Brief:
Below is a block of records: output all of them exactly and leave out the pictures.

Data to process:

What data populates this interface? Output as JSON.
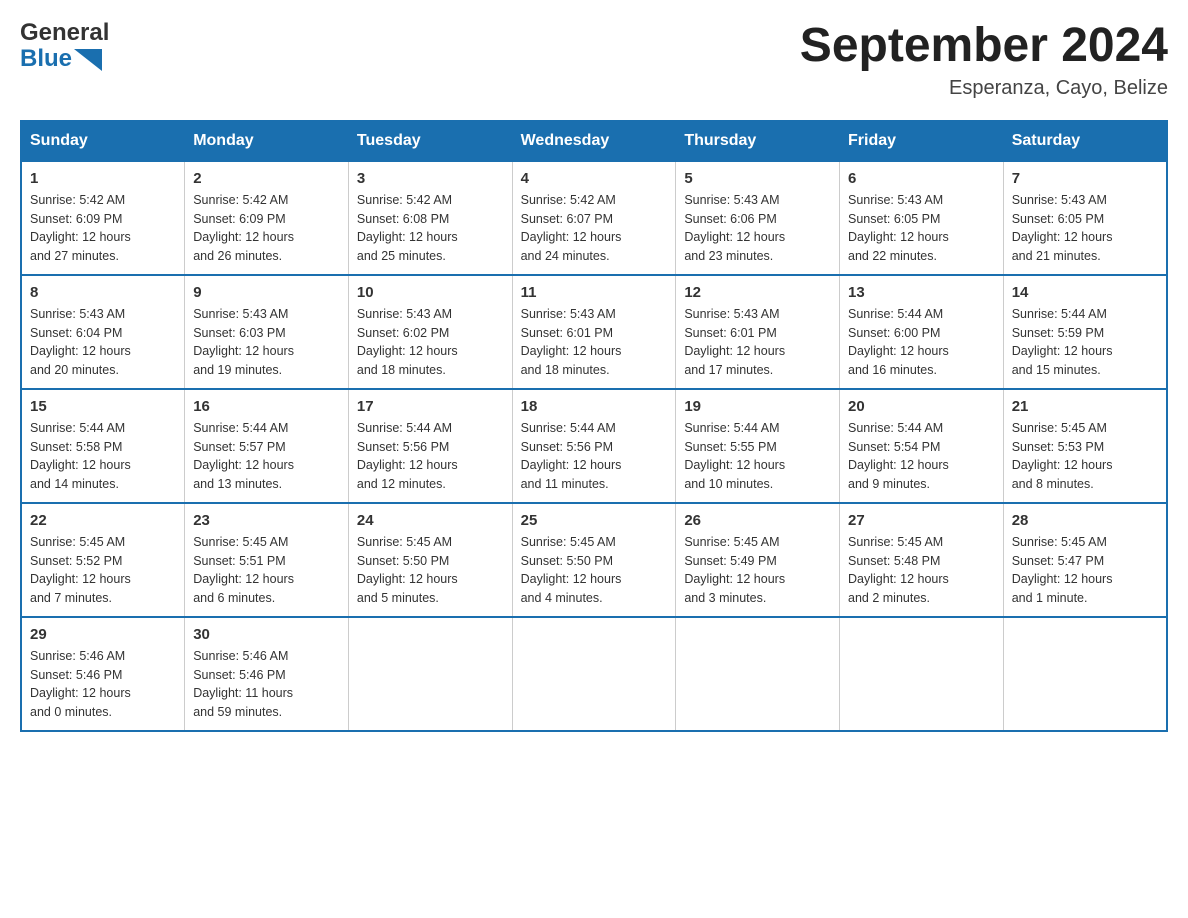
{
  "header": {
    "logo": {
      "general": "General",
      "blue": "Blue"
    },
    "title": "September 2024",
    "subtitle": "Esperanza, Cayo, Belize"
  },
  "weekdays": [
    "Sunday",
    "Monday",
    "Tuesday",
    "Wednesday",
    "Thursday",
    "Friday",
    "Saturday"
  ],
  "weeks": [
    [
      {
        "day": "1",
        "sunrise": "5:42 AM",
        "sunset": "6:09 PM",
        "daylight": "12 hours and 27 minutes."
      },
      {
        "day": "2",
        "sunrise": "5:42 AM",
        "sunset": "6:09 PM",
        "daylight": "12 hours and 26 minutes."
      },
      {
        "day": "3",
        "sunrise": "5:42 AM",
        "sunset": "6:08 PM",
        "daylight": "12 hours and 25 minutes."
      },
      {
        "day": "4",
        "sunrise": "5:42 AM",
        "sunset": "6:07 PM",
        "daylight": "12 hours and 24 minutes."
      },
      {
        "day": "5",
        "sunrise": "5:43 AM",
        "sunset": "6:06 PM",
        "daylight": "12 hours and 23 minutes."
      },
      {
        "day": "6",
        "sunrise": "5:43 AM",
        "sunset": "6:05 PM",
        "daylight": "12 hours and 22 minutes."
      },
      {
        "day": "7",
        "sunrise": "5:43 AM",
        "sunset": "6:05 PM",
        "daylight": "12 hours and 21 minutes."
      }
    ],
    [
      {
        "day": "8",
        "sunrise": "5:43 AM",
        "sunset": "6:04 PM",
        "daylight": "12 hours and 20 minutes."
      },
      {
        "day": "9",
        "sunrise": "5:43 AM",
        "sunset": "6:03 PM",
        "daylight": "12 hours and 19 minutes."
      },
      {
        "day": "10",
        "sunrise": "5:43 AM",
        "sunset": "6:02 PM",
        "daylight": "12 hours and 18 minutes."
      },
      {
        "day": "11",
        "sunrise": "5:43 AM",
        "sunset": "6:01 PM",
        "daylight": "12 hours and 18 minutes."
      },
      {
        "day": "12",
        "sunrise": "5:43 AM",
        "sunset": "6:01 PM",
        "daylight": "12 hours and 17 minutes."
      },
      {
        "day": "13",
        "sunrise": "5:44 AM",
        "sunset": "6:00 PM",
        "daylight": "12 hours and 16 minutes."
      },
      {
        "day": "14",
        "sunrise": "5:44 AM",
        "sunset": "5:59 PM",
        "daylight": "12 hours and 15 minutes."
      }
    ],
    [
      {
        "day": "15",
        "sunrise": "5:44 AM",
        "sunset": "5:58 PM",
        "daylight": "12 hours and 14 minutes."
      },
      {
        "day": "16",
        "sunrise": "5:44 AM",
        "sunset": "5:57 PM",
        "daylight": "12 hours and 13 minutes."
      },
      {
        "day": "17",
        "sunrise": "5:44 AM",
        "sunset": "5:56 PM",
        "daylight": "12 hours and 12 minutes."
      },
      {
        "day": "18",
        "sunrise": "5:44 AM",
        "sunset": "5:56 PM",
        "daylight": "12 hours and 11 minutes."
      },
      {
        "day": "19",
        "sunrise": "5:44 AM",
        "sunset": "5:55 PM",
        "daylight": "12 hours and 10 minutes."
      },
      {
        "day": "20",
        "sunrise": "5:44 AM",
        "sunset": "5:54 PM",
        "daylight": "12 hours and 9 minutes."
      },
      {
        "day": "21",
        "sunrise": "5:45 AM",
        "sunset": "5:53 PM",
        "daylight": "12 hours and 8 minutes."
      }
    ],
    [
      {
        "day": "22",
        "sunrise": "5:45 AM",
        "sunset": "5:52 PM",
        "daylight": "12 hours and 7 minutes."
      },
      {
        "day": "23",
        "sunrise": "5:45 AM",
        "sunset": "5:51 PM",
        "daylight": "12 hours and 6 minutes."
      },
      {
        "day": "24",
        "sunrise": "5:45 AM",
        "sunset": "5:50 PM",
        "daylight": "12 hours and 5 minutes."
      },
      {
        "day": "25",
        "sunrise": "5:45 AM",
        "sunset": "5:50 PM",
        "daylight": "12 hours and 4 minutes."
      },
      {
        "day": "26",
        "sunrise": "5:45 AM",
        "sunset": "5:49 PM",
        "daylight": "12 hours and 3 minutes."
      },
      {
        "day": "27",
        "sunrise": "5:45 AM",
        "sunset": "5:48 PM",
        "daylight": "12 hours and 2 minutes."
      },
      {
        "day": "28",
        "sunrise": "5:45 AM",
        "sunset": "5:47 PM",
        "daylight": "12 hours and 1 minute."
      }
    ],
    [
      {
        "day": "29",
        "sunrise": "5:46 AM",
        "sunset": "5:46 PM",
        "daylight": "12 hours and 0 minutes."
      },
      {
        "day": "30",
        "sunrise": "5:46 AM",
        "sunset": "5:46 PM",
        "daylight": "11 hours and 59 minutes."
      },
      null,
      null,
      null,
      null,
      null
    ]
  ],
  "labels": {
    "sunrise": "Sunrise:",
    "sunset": "Sunset:",
    "daylight": "Daylight:"
  }
}
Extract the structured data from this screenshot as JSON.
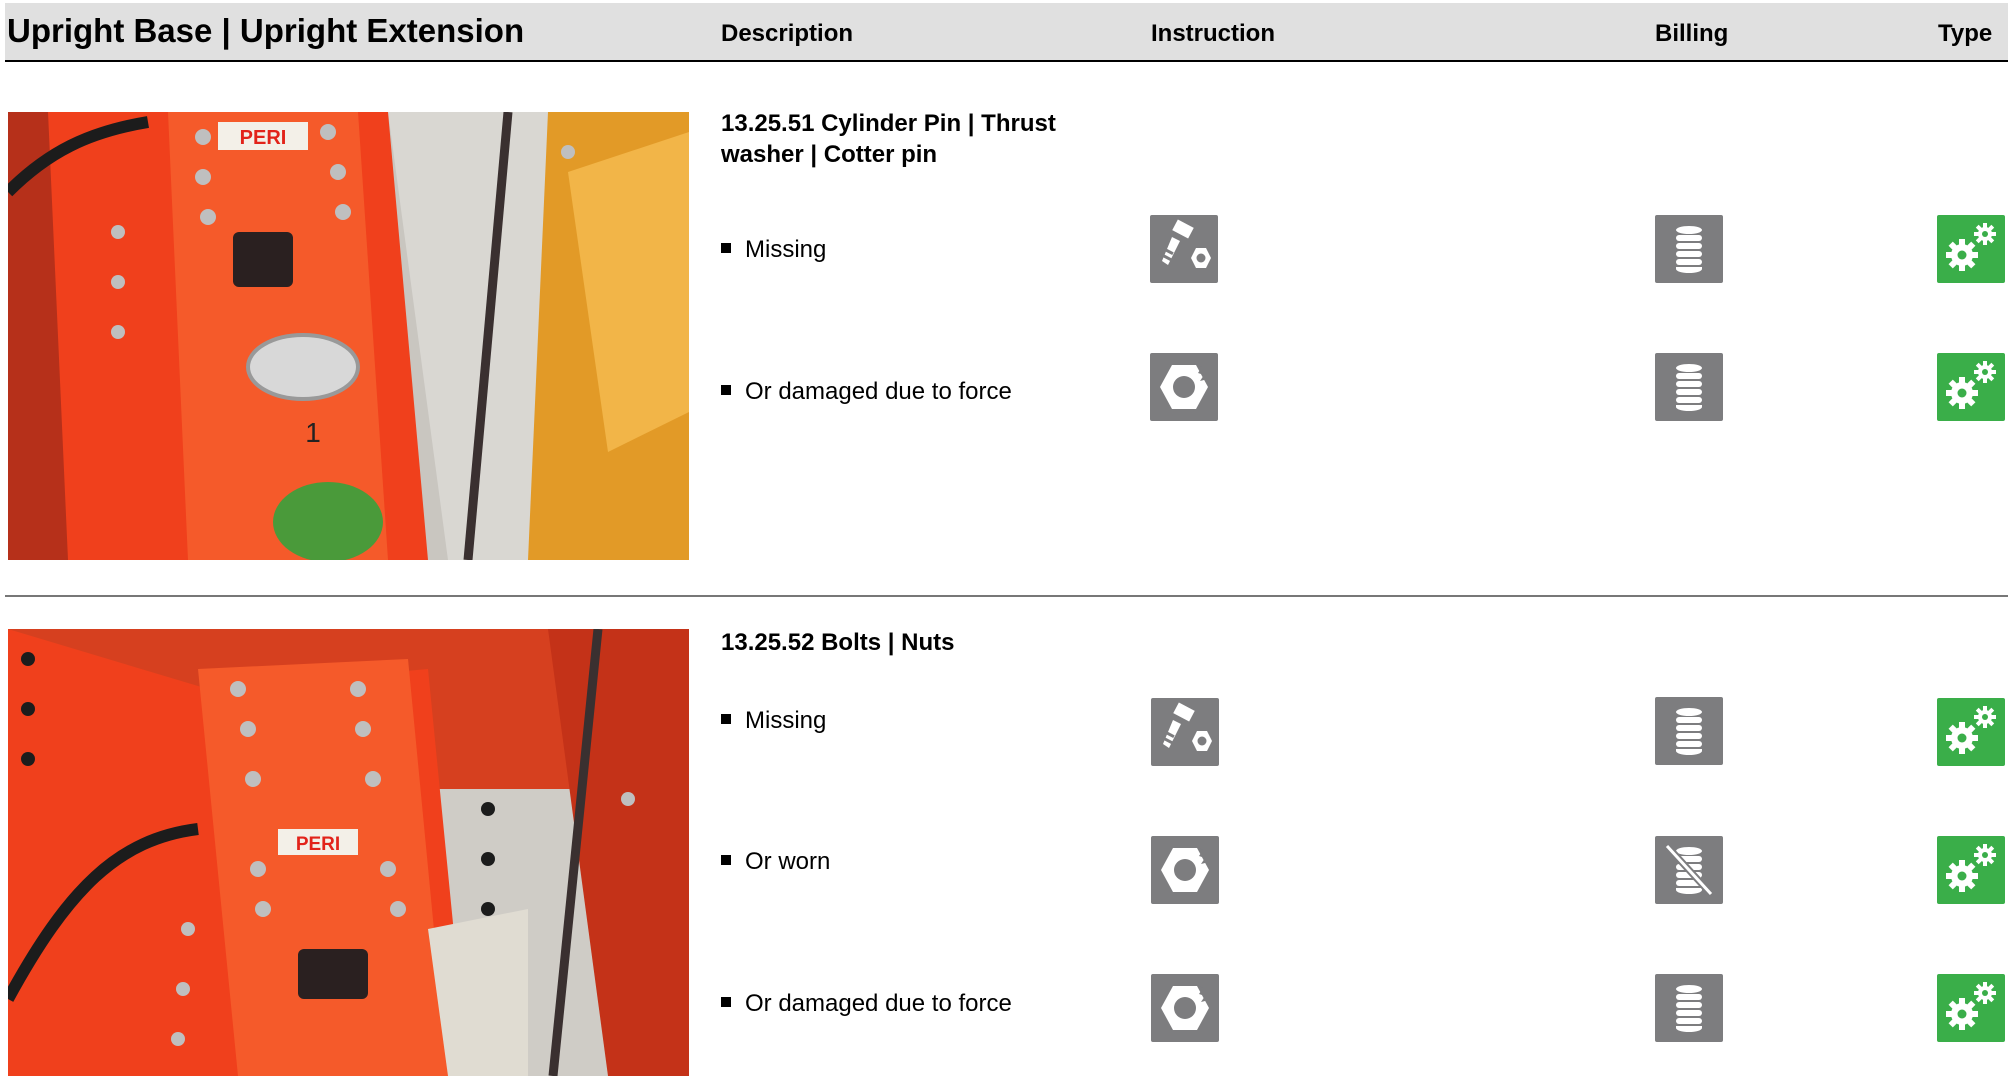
{
  "header": {
    "title": "Upright Base | Upright Extension",
    "col_description": "Description",
    "col_instruction": "Instruction",
    "col_billing": "Billing",
    "col_type": "Type"
  },
  "groups": [
    {
      "title": "13.25.51 Cylinder Pin | Thrust washer | Cotter pin",
      "photo_label": "PERI",
      "photo_number": "1",
      "items": [
        {
          "text": "Missing",
          "instruction_icon": "bolt-nut-icon",
          "billing_icon": "billing-stack-icon",
          "type_icon": "gears-icon"
        },
        {
          "text": "Or damaged due to force",
          "instruction_icon": "damaged-nut-icon",
          "billing_icon": "billing-stack-icon",
          "type_icon": "gears-icon"
        }
      ]
    },
    {
      "title": "13.25.52 Bolts | Nuts",
      "photo_label": "PERI",
      "items": [
        {
          "text": "Missing",
          "instruction_icon": "bolt-nut-icon",
          "billing_icon": "billing-stack-icon",
          "type_icon": "gears-icon"
        },
        {
          "text": "Or worn",
          "instruction_icon": "damaged-nut-icon",
          "billing_icon": "no-billing-icon",
          "type_icon": "gears-icon"
        },
        {
          "text": "Or damaged due to force",
          "instruction_icon": "damaged-nut-icon",
          "billing_icon": "billing-stack-icon",
          "type_icon": "gears-icon"
        }
      ]
    }
  ],
  "colors": {
    "icon_gray": "#7d7d7f",
    "icon_green": "#3aae49",
    "header_bg": "#e0e0e0",
    "component_red": "#f0401c",
    "formwork_orange": "#e8a22a"
  }
}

Worked answer:
What data populates this interface? Output as JSON.
{
  "header": {
    "logo": {
      "general": "General",
      "blue": "Blue"
    },
    "title": "September 2024",
    "subtitle": "Esperanza, Cayo, Belize"
  },
  "weekdays": [
    "Sunday",
    "Monday",
    "Tuesday",
    "Wednesday",
    "Thursday",
    "Friday",
    "Saturday"
  ],
  "weeks": [
    [
      {
        "day": "1",
        "sunrise": "5:42 AM",
        "sunset": "6:09 PM",
        "daylight": "12 hours and 27 minutes."
      },
      {
        "day": "2",
        "sunrise": "5:42 AM",
        "sunset": "6:09 PM",
        "daylight": "12 hours and 26 minutes."
      },
      {
        "day": "3",
        "sunrise": "5:42 AM",
        "sunset": "6:08 PM",
        "daylight": "12 hours and 25 minutes."
      },
      {
        "day": "4",
        "sunrise": "5:42 AM",
        "sunset": "6:07 PM",
        "daylight": "12 hours and 24 minutes."
      },
      {
        "day": "5",
        "sunrise": "5:43 AM",
        "sunset": "6:06 PM",
        "daylight": "12 hours and 23 minutes."
      },
      {
        "day": "6",
        "sunrise": "5:43 AM",
        "sunset": "6:05 PM",
        "daylight": "12 hours and 22 minutes."
      },
      {
        "day": "7",
        "sunrise": "5:43 AM",
        "sunset": "6:05 PM",
        "daylight": "12 hours and 21 minutes."
      }
    ],
    [
      {
        "day": "8",
        "sunrise": "5:43 AM",
        "sunset": "6:04 PM",
        "daylight": "12 hours and 20 minutes."
      },
      {
        "day": "9",
        "sunrise": "5:43 AM",
        "sunset": "6:03 PM",
        "daylight": "12 hours and 19 minutes."
      },
      {
        "day": "10",
        "sunrise": "5:43 AM",
        "sunset": "6:02 PM",
        "daylight": "12 hours and 18 minutes."
      },
      {
        "day": "11",
        "sunrise": "5:43 AM",
        "sunset": "6:01 PM",
        "daylight": "12 hours and 18 minutes."
      },
      {
        "day": "12",
        "sunrise": "5:43 AM",
        "sunset": "6:01 PM",
        "daylight": "12 hours and 17 minutes."
      },
      {
        "day": "13",
        "sunrise": "5:44 AM",
        "sunset": "6:00 PM",
        "daylight": "12 hours and 16 minutes."
      },
      {
        "day": "14",
        "sunrise": "5:44 AM",
        "sunset": "5:59 PM",
        "daylight": "12 hours and 15 minutes."
      }
    ],
    [
      {
        "day": "15",
        "sunrise": "5:44 AM",
        "sunset": "5:58 PM",
        "daylight": "12 hours and 14 minutes."
      },
      {
        "day": "16",
        "sunrise": "5:44 AM",
        "sunset": "5:57 PM",
        "daylight": "12 hours and 13 minutes."
      },
      {
        "day": "17",
        "sunrise": "5:44 AM",
        "sunset": "5:56 PM",
        "daylight": "12 hours and 12 minutes."
      },
      {
        "day": "18",
        "sunrise": "5:44 AM",
        "sunset": "5:56 PM",
        "daylight": "12 hours and 11 minutes."
      },
      {
        "day": "19",
        "sunrise": "5:44 AM",
        "sunset": "5:55 PM",
        "daylight": "12 hours and 10 minutes."
      },
      {
        "day": "20",
        "sunrise": "5:44 AM",
        "sunset": "5:54 PM",
        "daylight": "12 hours and 9 minutes."
      },
      {
        "day": "21",
        "sunrise": "5:45 AM",
        "sunset": "5:53 PM",
        "daylight": "12 hours and 8 minutes."
      }
    ],
    [
      {
        "day": "22",
        "sunrise": "5:45 AM",
        "sunset": "5:52 PM",
        "daylight": "12 hours and 7 minutes."
      },
      {
        "day": "23",
        "sunrise": "5:45 AM",
        "sunset": "5:51 PM",
        "daylight": "12 hours and 6 minutes."
      },
      {
        "day": "24",
        "sunrise": "5:45 AM",
        "sunset": "5:50 PM",
        "daylight": "12 hours and 5 minutes."
      },
      {
        "day": "25",
        "sunrise": "5:45 AM",
        "sunset": "5:50 PM",
        "daylight": "12 hours and 4 minutes."
      },
      {
        "day": "26",
        "sunrise": "5:45 AM",
        "sunset": "5:49 PM",
        "daylight": "12 hours and 3 minutes."
      },
      {
        "day": "27",
        "sunrise": "5:45 AM",
        "sunset": "5:48 PM",
        "daylight": "12 hours and 2 minutes."
      },
      {
        "day": "28",
        "sunrise": "5:45 AM",
        "sunset": "5:47 PM",
        "daylight": "12 hours and 1 minute."
      }
    ],
    [
      {
        "day": "29",
        "sunrise": "5:46 AM",
        "sunset": "5:46 PM",
        "daylight": "12 hours and 0 minutes."
      },
      {
        "day": "30",
        "sunrise": "5:46 AM",
        "sunset": "5:46 PM",
        "daylight": "11 hours and 59 minutes."
      },
      null,
      null,
      null,
      null,
      null
    ]
  ],
  "labels": {
    "sunrise": "Sunrise:",
    "sunset": "Sunset:",
    "daylight": "Daylight:"
  }
}
Extract the structured data from this screenshot as JSON.
{
  "header": {
    "title": "Upright Base | Upright Extension",
    "col_description": "Description",
    "col_instruction": "Instruction",
    "col_billing": "Billing",
    "col_type": "Type"
  },
  "groups": [
    {
      "title": "13.25.51 Cylinder Pin | Thrust washer | Cotter pin",
      "photo_label": "PERI",
      "photo_number": "1",
      "items": [
        {
          "text": "Missing",
          "instruction_icon": "bolt-nut-icon",
          "billing_icon": "billing-stack-icon",
          "type_icon": "gears-icon"
        },
        {
          "text": "Or damaged due to force",
          "instruction_icon": "damaged-nut-icon",
          "billing_icon": "billing-stack-icon",
          "type_icon": "gears-icon"
        }
      ]
    },
    {
      "title": "13.25.52 Bolts | Nuts",
      "photo_label": "PERI",
      "items": [
        {
          "text": "Missing",
          "instruction_icon": "bolt-nut-icon",
          "billing_icon": "billing-stack-icon",
          "type_icon": "gears-icon"
        },
        {
          "text": "Or worn",
          "instruction_icon": "damaged-nut-icon",
          "billing_icon": "no-billing-icon",
          "type_icon": "gears-icon"
        },
        {
          "text": "Or damaged due to force",
          "instruction_icon": "damaged-nut-icon",
          "billing_icon": "billing-stack-icon",
          "type_icon": "gears-icon"
        }
      ]
    }
  ],
  "colors": {
    "icon_gray": "#7d7d7f",
    "icon_green": "#3aae49",
    "header_bg": "#e0e0e0",
    "component_red": "#f0401c",
    "formwork_orange": "#e8a22a"
  }
}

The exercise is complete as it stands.